> **Texte du document**:
* * *

En validant les commentaires au cours des dernières semaines, je suis souvent tombé en arrêt sur deux phrases de l’abbé Lobet:
1) L’une affirme qu’un concile oecuménique ne peut être réformé que par un concile oecuménique.
2) L’autre affirme que de nombreux lecteurs de ce blogue – et, si je comprends bien, votre serviteur également – se croient “plus catholiques que le Pape”.
Contrairement à certains collaborateurs d’OV, je ne connais pas personnellement l’abbé Lobet. Je le regrette car l’homme semble, à le lire, à la fois courtois et érudit. Mais, pour l’article que je me propose de rédiger ici, je me félicite de ne l’avoir jamais rencontré. Cela évitera que quelque passion personnelle ou quelque argument ad hominem se glisse dans mon propos.
Car je voudrais répondre sur le fond – de mon petit point de vue de fidèle catholique et de journaliste – à ces deux assertions.
S’agissant de l’idée selon laquelle un concile oecuménique ne peut être réformé que par un concile oecuménique, il me semble qu’elle n’a que l’apparence de la logique.
Ce qui donne à un concile oecuménique sa force dogmatique contraignante pour la foi, c’est la présence, la participation et au minimum l’acceptation du souverain pontife. Un concile oecuménique privé du Pape n’a aucune autorité. Je vois par conséquent mal pourquoi on interdirait à un Pape de préciser ou d’amender telle ou telle disposition d’un concile oecuménique. Par analogie, ce que je viens de dire du Pape doit valoir aussi pour l’épiscopat dispersé et uni à son chef.
Par ailleurs, il n’est pas évident que les principes généraux d’interprétation des conciles oecuméniques soient valables pour Vatican II qui a explicitement déclaré, par la bouche de Jean XXIII comme par celle de Paul VI, vouloir procéder différemment des autres conciles (notamment en s’abstenant de condamnation).
Je note au passage ce paradoxe surprenant: le seul concile oecuménique de l’histoire de l’Eglise à s’être voulu non condamnateur est très souvent utilisé comme une arme de condamnation contre des catholiques qui veulent rester fidèles à la foi de leur baptême.

* * *

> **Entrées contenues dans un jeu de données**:
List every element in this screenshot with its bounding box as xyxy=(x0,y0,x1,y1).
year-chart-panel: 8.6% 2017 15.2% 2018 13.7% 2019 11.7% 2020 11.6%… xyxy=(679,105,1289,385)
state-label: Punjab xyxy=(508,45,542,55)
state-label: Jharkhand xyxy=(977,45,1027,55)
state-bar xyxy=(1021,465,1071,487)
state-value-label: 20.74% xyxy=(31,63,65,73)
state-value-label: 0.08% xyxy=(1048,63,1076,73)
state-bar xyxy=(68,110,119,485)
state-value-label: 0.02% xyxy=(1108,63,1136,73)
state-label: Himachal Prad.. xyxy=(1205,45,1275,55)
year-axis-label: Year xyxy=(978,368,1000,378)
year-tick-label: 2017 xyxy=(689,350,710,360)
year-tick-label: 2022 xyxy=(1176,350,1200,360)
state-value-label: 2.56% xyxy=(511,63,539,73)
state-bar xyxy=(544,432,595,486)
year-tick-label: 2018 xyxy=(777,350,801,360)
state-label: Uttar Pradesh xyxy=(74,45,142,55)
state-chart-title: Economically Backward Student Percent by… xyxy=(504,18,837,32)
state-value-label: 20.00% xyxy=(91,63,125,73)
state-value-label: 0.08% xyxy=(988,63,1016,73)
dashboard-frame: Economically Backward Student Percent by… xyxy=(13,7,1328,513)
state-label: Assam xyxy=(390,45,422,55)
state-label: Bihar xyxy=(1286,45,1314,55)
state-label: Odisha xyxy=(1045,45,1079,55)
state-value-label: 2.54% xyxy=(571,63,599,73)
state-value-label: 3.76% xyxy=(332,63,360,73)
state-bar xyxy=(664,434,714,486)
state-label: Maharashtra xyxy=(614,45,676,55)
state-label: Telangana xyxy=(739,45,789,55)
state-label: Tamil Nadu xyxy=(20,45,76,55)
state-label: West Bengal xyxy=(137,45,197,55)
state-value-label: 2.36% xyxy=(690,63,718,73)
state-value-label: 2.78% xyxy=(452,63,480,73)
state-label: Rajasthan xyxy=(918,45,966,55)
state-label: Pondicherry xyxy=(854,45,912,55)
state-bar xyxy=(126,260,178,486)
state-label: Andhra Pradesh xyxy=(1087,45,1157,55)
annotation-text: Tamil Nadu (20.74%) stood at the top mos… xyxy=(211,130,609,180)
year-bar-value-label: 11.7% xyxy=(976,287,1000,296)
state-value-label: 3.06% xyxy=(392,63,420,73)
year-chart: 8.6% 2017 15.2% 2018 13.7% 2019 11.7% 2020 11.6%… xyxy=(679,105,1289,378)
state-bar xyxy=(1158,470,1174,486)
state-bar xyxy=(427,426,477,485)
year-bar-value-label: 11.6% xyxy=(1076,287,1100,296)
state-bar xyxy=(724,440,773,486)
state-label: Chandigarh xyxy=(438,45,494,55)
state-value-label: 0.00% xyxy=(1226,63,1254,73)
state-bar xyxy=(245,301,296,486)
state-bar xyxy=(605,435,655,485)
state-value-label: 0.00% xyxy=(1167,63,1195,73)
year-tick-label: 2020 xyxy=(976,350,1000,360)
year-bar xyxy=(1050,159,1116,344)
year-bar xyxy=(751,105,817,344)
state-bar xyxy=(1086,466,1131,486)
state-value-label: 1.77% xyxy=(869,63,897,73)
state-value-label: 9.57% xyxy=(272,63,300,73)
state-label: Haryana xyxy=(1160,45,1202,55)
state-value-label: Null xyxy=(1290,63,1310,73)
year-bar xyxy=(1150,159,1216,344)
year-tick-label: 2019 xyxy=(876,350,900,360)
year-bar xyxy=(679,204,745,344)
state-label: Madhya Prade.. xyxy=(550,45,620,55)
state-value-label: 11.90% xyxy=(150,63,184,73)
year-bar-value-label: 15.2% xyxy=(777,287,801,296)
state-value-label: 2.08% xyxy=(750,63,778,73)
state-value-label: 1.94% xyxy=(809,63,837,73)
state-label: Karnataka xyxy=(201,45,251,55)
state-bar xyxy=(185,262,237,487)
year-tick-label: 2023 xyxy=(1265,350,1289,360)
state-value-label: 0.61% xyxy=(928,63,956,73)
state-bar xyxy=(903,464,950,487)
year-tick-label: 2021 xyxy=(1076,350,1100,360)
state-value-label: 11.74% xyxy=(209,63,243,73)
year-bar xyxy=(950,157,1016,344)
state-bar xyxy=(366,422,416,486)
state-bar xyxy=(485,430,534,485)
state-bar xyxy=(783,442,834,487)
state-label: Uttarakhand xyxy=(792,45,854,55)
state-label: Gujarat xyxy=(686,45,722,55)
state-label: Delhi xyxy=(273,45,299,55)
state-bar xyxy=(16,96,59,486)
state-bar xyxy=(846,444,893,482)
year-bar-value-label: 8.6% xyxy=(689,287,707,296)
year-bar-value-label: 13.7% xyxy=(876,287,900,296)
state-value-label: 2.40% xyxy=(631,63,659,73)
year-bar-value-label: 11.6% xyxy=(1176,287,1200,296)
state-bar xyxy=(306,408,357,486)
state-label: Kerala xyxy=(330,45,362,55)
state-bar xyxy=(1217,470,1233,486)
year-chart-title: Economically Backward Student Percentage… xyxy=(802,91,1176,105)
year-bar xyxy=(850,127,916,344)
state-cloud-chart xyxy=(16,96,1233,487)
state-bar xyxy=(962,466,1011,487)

* * *

> **Objectif de l'exercice**: Recopiez sans rien changer le passage de l'article sur les conciles oecuméniques qui commence par "2) L’autre affirme" et se poursuit jusqu'à "de la logique.". Ces entrées n'ont aucun lien avec l'article.

> **Corrigé de l'exercice**:
2) L’autre affirme que de nombreux lecteurs de ce blogue – et, si je comprends bien, votre serviteur également – se croient “plus catholiques que le Pape”.
Contrairement à certains collaborateurs d’OV, je ne connais pas personnellement l’abbé Lobet. Je le regrette car l’homme semble, à le lire, à la fois courtois et érudit. Mais, pour l’article que je me propose de rédiger ici, je me félicite de ne l’avoir jamais rencontré. Cela évitera que quelque passion personnelle ou quelque argument ad hominem se glisse dans mon propos.
Car je voudrais répondre sur le fond – de mon petit point de vue de fidèle catholique et de journaliste – à ces deux assertions.
S’agissant de l’idée selon laquelle un concile oecuménique ne peut être réformé que par un concile oecuménique, il me semble qu’elle n’a que l’apparence de la logique.